Problem requirements → Copy every line of the data exactly, leaving nothing out.

Records provided →

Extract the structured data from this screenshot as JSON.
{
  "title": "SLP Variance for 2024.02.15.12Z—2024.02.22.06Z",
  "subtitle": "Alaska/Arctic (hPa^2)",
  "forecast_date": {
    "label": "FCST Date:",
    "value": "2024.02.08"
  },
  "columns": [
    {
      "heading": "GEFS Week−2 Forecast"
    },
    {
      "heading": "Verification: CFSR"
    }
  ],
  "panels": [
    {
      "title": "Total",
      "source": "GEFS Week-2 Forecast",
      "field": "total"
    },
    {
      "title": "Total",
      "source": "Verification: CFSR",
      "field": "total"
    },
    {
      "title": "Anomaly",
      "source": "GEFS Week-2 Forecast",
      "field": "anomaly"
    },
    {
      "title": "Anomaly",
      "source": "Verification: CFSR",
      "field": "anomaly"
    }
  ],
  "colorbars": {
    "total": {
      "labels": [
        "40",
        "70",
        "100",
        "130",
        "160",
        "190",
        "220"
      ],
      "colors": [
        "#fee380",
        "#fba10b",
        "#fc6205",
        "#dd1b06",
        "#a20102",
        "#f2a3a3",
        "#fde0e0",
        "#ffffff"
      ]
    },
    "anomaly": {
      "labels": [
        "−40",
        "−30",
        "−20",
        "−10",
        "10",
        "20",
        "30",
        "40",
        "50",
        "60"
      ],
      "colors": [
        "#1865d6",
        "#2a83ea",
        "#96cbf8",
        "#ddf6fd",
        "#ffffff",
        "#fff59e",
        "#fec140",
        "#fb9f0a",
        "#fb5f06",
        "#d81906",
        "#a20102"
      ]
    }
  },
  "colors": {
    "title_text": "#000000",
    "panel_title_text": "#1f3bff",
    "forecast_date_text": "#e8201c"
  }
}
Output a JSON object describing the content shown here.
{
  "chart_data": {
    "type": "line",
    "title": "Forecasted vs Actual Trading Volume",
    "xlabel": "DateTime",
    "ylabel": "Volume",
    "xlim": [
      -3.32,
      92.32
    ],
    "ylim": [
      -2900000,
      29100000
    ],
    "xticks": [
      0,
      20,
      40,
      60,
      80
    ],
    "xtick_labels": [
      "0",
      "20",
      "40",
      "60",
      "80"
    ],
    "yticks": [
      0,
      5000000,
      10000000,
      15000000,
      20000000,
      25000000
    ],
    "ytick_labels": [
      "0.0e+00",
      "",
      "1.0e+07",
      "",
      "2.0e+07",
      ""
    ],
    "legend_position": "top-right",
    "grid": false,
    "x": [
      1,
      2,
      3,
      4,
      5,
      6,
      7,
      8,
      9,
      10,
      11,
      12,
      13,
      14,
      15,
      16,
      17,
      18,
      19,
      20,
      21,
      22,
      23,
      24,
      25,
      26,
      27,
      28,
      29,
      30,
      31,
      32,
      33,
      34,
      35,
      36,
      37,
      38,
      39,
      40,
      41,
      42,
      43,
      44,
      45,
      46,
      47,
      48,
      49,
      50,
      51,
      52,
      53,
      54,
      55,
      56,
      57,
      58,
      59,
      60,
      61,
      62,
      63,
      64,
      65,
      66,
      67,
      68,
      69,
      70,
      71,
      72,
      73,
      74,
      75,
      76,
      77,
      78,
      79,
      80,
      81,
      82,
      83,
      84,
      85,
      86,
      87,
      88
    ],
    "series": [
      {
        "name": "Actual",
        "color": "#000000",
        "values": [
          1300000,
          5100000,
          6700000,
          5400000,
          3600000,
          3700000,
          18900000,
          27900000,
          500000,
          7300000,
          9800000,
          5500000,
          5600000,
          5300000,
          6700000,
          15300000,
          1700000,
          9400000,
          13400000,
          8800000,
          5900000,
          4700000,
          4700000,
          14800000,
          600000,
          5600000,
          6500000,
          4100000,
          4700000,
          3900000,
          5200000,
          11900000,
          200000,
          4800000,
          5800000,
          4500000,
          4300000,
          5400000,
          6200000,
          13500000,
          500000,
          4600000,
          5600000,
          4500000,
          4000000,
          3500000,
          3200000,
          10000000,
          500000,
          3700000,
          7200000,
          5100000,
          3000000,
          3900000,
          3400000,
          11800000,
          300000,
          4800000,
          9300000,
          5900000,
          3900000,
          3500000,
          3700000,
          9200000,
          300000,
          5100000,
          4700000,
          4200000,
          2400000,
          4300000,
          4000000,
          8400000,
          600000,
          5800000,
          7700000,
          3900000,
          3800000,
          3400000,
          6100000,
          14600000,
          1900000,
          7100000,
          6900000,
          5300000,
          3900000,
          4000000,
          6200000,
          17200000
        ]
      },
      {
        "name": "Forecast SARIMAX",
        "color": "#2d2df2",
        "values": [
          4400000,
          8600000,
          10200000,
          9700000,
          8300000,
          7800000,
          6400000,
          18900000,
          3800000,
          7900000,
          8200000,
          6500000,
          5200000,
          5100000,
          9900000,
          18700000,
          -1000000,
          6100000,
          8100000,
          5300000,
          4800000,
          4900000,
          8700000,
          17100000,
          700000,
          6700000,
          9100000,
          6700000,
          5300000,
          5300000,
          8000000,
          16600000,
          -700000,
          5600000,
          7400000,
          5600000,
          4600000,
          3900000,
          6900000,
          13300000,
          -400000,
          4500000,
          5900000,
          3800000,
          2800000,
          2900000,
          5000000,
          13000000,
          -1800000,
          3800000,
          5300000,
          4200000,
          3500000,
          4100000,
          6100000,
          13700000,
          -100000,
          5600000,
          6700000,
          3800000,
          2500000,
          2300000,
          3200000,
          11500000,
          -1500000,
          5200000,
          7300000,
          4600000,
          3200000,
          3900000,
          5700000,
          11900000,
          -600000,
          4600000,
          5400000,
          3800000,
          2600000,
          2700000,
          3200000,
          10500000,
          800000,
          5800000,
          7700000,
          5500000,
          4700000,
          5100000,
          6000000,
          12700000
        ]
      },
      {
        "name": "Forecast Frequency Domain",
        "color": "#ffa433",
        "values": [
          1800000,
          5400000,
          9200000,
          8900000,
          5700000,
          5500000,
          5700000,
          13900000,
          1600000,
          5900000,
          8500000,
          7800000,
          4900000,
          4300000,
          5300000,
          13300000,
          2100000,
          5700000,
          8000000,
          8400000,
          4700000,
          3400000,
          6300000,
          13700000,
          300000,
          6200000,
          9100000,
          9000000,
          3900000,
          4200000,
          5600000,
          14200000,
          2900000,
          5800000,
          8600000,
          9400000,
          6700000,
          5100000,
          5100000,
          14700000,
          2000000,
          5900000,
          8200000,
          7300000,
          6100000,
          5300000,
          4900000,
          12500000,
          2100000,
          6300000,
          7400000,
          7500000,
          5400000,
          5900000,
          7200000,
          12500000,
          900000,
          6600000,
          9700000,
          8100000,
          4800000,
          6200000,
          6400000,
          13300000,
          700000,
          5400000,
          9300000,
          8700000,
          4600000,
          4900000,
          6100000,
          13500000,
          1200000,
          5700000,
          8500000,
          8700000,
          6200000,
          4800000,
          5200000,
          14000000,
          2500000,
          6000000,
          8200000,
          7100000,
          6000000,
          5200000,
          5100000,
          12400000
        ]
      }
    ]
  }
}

Answer for this exercise →
Extract the structured data from this screenshot as JSON.
{
  "title": "SLP Variance for 2024.02.15.12Z—2024.02.22.06Z",
  "subtitle": "Alaska/Arctic (hPa^2)",
  "forecast_date": {
    "label": "FCST Date:",
    "value": "2024.02.08"
  },
  "columns": [
    {
      "heading": "GEFS Week−2 Forecast"
    },
    {
      "heading": "Verification: CFSR"
    }
  ],
  "panels": [
    {
      "title": "Total",
      "source": "GEFS Week-2 Forecast",
      "field": "total"
    },
    {
      "title": "Total",
      "source": "Verification: CFSR",
      "field": "total"
    },
    {
      "title": "Anomaly",
      "source": "GEFS Week-2 Forecast",
      "field": "anomaly"
    },
    {
      "title": "Anomaly",
      "source": "Verification: CFSR",
      "field": "anomaly"
    }
  ],
  "colorbars": {
    "total": {
      "labels": [
        "40",
        "70",
        "100",
        "130",
        "160",
        "190",
        "220"
      ],
      "colors": [
        "#fee380",
        "#fba10b",
        "#fc6205",
        "#dd1b06",
        "#a20102",
        "#f2a3a3",
        "#fde0e0",
        "#ffffff"
      ]
    },
    "anomaly": {
      "labels": [
        "−40",
        "−30",
        "−20",
        "−10",
        "10",
        "20",
        "30",
        "40",
        "50",
        "60"
      ],
      "colors": [
        "#1865d6",
        "#2a83ea",
        "#96cbf8",
        "#ddf6fd",
        "#ffffff",
        "#fff59e",
        "#fec140",
        "#fb9f0a",
        "#fb5f06",
        "#d81906",
        "#a20102"
      ]
    }
  },
  "colors": {
    "title_text": "#000000",
    "panel_title_text": "#1f3bff",
    "forecast_date_text": "#e8201c"
  }
}
Output a JSON object describing the content shown here.
{
  "chart_data": {
    "type": "line",
    "title": "Forecasted vs Actual Trading Volume",
    "xlabel": "DateTime",
    "ylabel": "Volume",
    "xlim": [
      -3.32,
      92.32
    ],
    "ylim": [
      -2900000,
      29100000
    ],
    "xticks": [
      0,
      20,
      40,
      60,
      80
    ],
    "xtick_labels": [
      "0",
      "20",
      "40",
      "60",
      "80"
    ],
    "yticks": [
      0,
      5000000,
      10000000,
      15000000,
      20000000,
      25000000
    ],
    "ytick_labels": [
      "0.0e+00",
      "",
      "1.0e+07",
      "",
      "2.0e+07",
      ""
    ],
    "legend_position": "top-right",
    "grid": false,
    "x": [
      1,
      2,
      3,
      4,
      5,
      6,
      7,
      8,
      9,
      10,
      11,
      12,
      13,
      14,
      15,
      16,
      17,
      18,
      19,
      20,
      21,
      22,
      23,
      24,
      25,
      26,
      27,
      28,
      29,
      30,
      31,
      32,
      33,
      34,
      35,
      36,
      37,
      38,
      39,
      40,
      41,
      42,
      43,
      44,
      45,
      46,
      47,
      48,
      49,
      50,
      51,
      52,
      53,
      54,
      55,
      56,
      57,
      58,
      59,
      60,
      61,
      62,
      63,
      64,
      65,
      66,
      67,
      68,
      69,
      70,
      71,
      72,
      73,
      74,
      75,
      76,
      77,
      78,
      79,
      80,
      81,
      82,
      83,
      84,
      85,
      86,
      87,
      88
    ],
    "series": [
      {
        "name": "Actual",
        "color": "#000000",
        "values": [
          1300000,
          5100000,
          6700000,
          5400000,
          3600000,
          3700000,
          18900000,
          27900000,
          500000,
          7300000,
          9800000,
          5500000,
          5600000,
          5300000,
          6700000,
          15300000,
          1700000,
          9400000,
          13400000,
          8800000,
          5900000,
          4700000,
          4700000,
          14800000,
          600000,
          5600000,
          6500000,
          4100000,
          4700000,
          3900000,
          5200000,
          11900000,
          200000,
          4800000,
          5800000,
          4500000,
          4300000,
          5400000,
          6200000,
          13500000,
          500000,
          4600000,
          5600000,
          4500000,
          4000000,
          3500000,
          3200000,
          10000000,
          500000,
          3700000,
          7200000,
          5100000,
          3000000,
          3900000,
          3400000,
          11800000,
          300000,
          4800000,
          9300000,
          5900000,
          3900000,
          3500000,
          3700000,
          9200000,
          300000,
          5100000,
          4700000,
          4200000,
          2400000,
          4300000,
          4000000,
          8400000,
          600000,
          5800000,
          7700000,
          3900000,
          3800000,
          3400000,
          6100000,
          14600000,
          1900000,
          7100000,
          6900000,
          5300000,
          3900000,
          4000000,
          6200000,
          17200000
        ]
      },
      {
        "name": "Forecast SARIMAX",
        "color": "#2d2df2",
        "values": [
          4400000,
          8600000,
          10200000,
          9700000,
          8300000,
          7800000,
          6400000,
          18900000,
          3800000,
          7900000,
          8200000,
          6500000,
          5200000,
          5100000,
          9900000,
          18700000,
          -1000000,
          6100000,
          8100000,
          5300000,
          4800000,
          4900000,
          8700000,
          17100000,
          700000,
          6700000,
          9100000,
          6700000,
          5300000,
          5300000,
          8000000,
          16600000,
          -700000,
          5600000,
          7400000,
          5600000,
          4600000,
          3900000,
          6900000,
          13300000,
          -400000,
          4500000,
          5900000,
          3800000,
          2800000,
          2900000,
          5000000,
          13000000,
          -1800000,
          3800000,
          5300000,
          4200000,
          3500000,
          4100000,
          6100000,
          13700000,
          -100000,
          5600000,
          6700000,
          3800000,
          2500000,
          2300000,
          3200000,
          11500000,
          -1500000,
          5200000,
          7300000,
          4600000,
          3200000,
          3900000,
          5700000,
          11900000,
          -600000,
          4600000,
          5400000,
          3800000,
          2600000,
          2700000,
          3200000,
          10500000,
          800000,
          5800000,
          7700000,
          5500000,
          4700000,
          5100000,
          6000000,
          12700000
        ]
      },
      {
        "name": "Forecast Frequency Domain",
        "color": "#ffa433",
        "values": [
          1800000,
          5400000,
          9200000,
          8900000,
          5700000,
          5500000,
          5700000,
          13900000,
          1600000,
          5900000,
          8500000,
          7800000,
          4900000,
          4300000,
          5300000,
          13300000,
          2100000,
          5700000,
          8000000,
          8400000,
          4700000,
          3400000,
          6300000,
          13700000,
          300000,
          6200000,
          9100000,
          9000000,
          3900000,
          4200000,
          5600000,
          14200000,
          2900000,
          5800000,
          8600000,
          9400000,
          6700000,
          5100000,
          5100000,
          14700000,
          2000000,
          5900000,
          8200000,
          7300000,
          6100000,
          5300000,
          4900000,
          12500000,
          2100000,
          6300000,
          7400000,
          7500000,
          5400000,
          5900000,
          7200000,
          12500000,
          900000,
          6600000,
          9700000,
          8100000,
          4800000,
          6200000,
          6400000,
          13300000,
          700000,
          5400000,
          9300000,
          8700000,
          4600000,
          4900000,
          6100000,
          13500000,
          1200000,
          5700000,
          8500000,
          8700000,
          6200000,
          4800000,
          5200000,
          14000000,
          2500000,
          6000000,
          8200000,
          7100000,
          6000000,
          5200000,
          5100000,
          12400000
        ]
      }
    ]
  }
}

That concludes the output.